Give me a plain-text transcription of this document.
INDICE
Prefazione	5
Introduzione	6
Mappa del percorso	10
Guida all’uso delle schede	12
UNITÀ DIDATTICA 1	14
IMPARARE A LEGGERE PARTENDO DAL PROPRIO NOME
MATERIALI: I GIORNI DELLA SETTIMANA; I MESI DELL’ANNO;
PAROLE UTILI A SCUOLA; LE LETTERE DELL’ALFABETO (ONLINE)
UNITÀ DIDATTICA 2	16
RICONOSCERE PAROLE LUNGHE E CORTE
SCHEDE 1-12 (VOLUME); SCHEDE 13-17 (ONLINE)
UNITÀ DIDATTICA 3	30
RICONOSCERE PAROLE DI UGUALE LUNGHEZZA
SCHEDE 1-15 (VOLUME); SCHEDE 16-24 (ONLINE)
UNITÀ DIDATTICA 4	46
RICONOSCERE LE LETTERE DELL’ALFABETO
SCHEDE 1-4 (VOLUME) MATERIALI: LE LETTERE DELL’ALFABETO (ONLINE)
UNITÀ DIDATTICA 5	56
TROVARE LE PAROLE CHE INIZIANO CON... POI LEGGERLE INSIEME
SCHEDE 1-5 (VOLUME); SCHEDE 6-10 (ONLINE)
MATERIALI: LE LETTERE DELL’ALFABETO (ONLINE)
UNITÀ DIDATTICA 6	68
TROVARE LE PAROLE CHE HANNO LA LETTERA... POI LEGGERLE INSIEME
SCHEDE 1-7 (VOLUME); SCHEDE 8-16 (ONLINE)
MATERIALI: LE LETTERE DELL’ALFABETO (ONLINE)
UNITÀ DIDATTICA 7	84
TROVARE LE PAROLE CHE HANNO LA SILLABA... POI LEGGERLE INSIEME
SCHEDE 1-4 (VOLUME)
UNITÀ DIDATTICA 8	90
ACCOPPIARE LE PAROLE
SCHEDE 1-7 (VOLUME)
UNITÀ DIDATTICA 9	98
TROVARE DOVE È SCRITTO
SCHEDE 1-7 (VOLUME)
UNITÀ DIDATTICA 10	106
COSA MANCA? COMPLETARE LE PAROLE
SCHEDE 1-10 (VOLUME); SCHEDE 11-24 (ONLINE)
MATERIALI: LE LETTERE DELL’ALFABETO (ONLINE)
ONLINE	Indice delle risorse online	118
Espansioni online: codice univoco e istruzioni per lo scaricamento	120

--------------------

**DIRECTIVE:** Lines containing "RICONOSCERE" are to be counted. State the total and add nothing.

**WRITTEN SOLUTION:** 3